• CHALLENGE
Count every line that has "piorunochronnej" in it and give the total, nothing more.

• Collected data
○ ○ ○ ○ ○ ○ ○
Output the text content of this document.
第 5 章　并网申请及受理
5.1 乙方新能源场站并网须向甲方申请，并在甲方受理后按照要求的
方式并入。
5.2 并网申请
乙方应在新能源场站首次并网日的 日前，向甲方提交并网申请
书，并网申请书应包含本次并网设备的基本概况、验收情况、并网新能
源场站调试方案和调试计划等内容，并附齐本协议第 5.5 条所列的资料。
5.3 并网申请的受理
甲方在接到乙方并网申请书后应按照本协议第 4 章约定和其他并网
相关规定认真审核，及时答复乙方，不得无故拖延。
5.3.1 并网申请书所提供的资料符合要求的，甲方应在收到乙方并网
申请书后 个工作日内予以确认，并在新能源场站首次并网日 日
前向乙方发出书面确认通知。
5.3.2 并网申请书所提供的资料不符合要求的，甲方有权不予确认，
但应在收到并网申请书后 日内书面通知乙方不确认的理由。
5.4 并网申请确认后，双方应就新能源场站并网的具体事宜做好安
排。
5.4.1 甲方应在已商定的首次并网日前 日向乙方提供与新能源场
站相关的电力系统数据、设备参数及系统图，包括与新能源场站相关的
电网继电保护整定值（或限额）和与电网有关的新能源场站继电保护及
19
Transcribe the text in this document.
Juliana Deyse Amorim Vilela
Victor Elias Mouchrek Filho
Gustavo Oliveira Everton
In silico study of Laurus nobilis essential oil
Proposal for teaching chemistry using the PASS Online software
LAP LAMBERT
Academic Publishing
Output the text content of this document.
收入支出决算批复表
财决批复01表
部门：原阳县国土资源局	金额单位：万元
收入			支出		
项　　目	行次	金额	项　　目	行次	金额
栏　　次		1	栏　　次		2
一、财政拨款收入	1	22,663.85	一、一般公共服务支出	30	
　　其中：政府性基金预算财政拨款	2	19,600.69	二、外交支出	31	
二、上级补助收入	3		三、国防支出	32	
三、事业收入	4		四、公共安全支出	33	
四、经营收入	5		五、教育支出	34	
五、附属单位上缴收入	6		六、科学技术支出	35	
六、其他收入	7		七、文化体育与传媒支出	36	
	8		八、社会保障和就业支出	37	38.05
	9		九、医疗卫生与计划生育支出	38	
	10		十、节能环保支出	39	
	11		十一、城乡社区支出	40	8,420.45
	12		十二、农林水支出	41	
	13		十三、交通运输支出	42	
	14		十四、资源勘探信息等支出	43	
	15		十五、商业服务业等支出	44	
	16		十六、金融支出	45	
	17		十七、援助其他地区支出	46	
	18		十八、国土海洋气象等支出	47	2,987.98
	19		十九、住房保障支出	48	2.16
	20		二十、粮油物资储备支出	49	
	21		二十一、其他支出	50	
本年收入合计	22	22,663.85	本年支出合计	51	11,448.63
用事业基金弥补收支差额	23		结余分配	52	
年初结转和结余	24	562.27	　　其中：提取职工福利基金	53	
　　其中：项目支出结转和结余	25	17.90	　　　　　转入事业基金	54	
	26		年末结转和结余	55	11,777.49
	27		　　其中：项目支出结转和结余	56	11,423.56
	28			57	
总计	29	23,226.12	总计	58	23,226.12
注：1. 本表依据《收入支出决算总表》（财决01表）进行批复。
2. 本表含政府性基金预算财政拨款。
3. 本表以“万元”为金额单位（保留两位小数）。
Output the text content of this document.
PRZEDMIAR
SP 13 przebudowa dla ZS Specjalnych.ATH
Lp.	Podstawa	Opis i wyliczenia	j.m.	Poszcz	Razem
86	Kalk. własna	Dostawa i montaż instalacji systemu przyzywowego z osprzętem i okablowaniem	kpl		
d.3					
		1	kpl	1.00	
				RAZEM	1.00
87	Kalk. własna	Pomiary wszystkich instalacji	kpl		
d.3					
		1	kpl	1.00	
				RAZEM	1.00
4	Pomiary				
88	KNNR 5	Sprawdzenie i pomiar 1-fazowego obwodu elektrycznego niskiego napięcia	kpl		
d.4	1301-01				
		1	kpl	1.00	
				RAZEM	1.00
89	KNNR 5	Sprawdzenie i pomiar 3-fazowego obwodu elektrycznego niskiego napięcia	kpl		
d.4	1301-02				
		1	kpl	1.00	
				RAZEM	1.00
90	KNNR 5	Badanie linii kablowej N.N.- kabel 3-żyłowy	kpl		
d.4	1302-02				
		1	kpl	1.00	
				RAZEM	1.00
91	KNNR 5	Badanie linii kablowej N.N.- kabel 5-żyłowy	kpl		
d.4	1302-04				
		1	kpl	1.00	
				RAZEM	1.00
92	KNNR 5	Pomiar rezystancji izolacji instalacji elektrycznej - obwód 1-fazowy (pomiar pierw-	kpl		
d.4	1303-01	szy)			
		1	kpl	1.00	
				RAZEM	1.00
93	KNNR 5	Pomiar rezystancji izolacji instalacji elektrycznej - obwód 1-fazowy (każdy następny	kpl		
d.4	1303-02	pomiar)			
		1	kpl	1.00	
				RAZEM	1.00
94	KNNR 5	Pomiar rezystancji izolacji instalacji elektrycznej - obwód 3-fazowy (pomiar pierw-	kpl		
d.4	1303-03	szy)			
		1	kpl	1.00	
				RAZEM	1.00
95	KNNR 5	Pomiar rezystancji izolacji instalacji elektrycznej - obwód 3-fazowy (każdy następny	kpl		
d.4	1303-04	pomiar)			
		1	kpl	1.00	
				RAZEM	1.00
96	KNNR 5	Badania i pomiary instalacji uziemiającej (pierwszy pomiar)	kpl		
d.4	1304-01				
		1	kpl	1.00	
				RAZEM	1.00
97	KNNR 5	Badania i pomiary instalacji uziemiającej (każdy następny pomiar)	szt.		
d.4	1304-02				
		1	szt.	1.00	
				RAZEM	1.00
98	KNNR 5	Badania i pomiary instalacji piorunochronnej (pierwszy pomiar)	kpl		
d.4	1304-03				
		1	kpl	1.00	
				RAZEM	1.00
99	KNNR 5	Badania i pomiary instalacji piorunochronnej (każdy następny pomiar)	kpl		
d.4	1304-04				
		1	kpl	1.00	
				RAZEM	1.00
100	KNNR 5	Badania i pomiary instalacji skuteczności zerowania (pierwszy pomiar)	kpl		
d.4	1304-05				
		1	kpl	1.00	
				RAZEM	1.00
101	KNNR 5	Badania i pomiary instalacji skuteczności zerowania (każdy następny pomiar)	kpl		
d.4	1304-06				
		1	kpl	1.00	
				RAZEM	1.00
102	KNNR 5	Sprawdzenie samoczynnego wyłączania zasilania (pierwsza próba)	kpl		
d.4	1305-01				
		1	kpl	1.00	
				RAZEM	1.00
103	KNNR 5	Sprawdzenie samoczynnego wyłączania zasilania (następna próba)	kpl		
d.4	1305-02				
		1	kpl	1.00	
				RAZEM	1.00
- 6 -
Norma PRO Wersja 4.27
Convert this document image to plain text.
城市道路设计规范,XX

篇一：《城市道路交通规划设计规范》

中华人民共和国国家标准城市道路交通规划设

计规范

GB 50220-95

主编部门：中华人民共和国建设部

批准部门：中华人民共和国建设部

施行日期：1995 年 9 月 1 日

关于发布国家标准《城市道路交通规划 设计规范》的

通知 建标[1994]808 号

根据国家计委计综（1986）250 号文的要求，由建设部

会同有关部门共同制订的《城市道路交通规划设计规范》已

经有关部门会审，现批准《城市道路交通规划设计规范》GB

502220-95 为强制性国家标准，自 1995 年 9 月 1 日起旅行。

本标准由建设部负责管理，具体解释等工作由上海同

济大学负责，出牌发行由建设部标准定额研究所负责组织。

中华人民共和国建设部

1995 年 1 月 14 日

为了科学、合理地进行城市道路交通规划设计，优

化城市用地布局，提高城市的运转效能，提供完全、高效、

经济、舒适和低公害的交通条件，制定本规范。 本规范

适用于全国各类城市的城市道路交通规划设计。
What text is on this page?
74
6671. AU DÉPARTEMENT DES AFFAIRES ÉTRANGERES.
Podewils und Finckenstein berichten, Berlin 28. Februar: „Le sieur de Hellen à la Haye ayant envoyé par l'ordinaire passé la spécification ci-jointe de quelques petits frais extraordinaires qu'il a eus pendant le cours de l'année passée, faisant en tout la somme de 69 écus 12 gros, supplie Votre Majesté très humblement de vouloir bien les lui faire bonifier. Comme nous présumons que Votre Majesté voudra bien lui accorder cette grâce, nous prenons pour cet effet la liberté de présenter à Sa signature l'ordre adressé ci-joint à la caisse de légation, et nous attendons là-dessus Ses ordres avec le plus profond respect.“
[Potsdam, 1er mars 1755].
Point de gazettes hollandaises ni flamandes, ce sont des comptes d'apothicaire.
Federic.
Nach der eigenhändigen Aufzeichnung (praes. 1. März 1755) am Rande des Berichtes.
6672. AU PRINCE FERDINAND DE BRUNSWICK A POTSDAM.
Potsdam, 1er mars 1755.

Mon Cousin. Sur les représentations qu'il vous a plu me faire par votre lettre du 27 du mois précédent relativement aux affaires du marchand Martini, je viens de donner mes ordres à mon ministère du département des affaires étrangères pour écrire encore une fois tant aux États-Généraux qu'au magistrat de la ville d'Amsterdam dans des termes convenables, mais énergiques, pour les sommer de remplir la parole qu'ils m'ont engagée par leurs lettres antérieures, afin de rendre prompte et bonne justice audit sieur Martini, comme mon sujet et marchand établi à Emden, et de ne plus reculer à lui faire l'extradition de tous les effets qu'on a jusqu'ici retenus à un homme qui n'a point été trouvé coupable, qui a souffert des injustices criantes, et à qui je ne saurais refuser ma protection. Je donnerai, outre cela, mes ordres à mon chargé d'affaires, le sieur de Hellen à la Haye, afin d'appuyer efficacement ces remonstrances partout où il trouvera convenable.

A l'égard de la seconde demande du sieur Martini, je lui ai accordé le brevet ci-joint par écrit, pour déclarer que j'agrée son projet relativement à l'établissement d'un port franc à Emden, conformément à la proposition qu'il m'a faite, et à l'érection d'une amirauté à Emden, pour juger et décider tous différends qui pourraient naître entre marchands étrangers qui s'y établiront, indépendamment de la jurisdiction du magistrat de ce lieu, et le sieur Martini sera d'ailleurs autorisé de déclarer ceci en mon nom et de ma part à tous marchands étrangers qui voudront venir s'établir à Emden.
○ ○ ○ ○ ○ ○ ○
• RESULT BELOW
2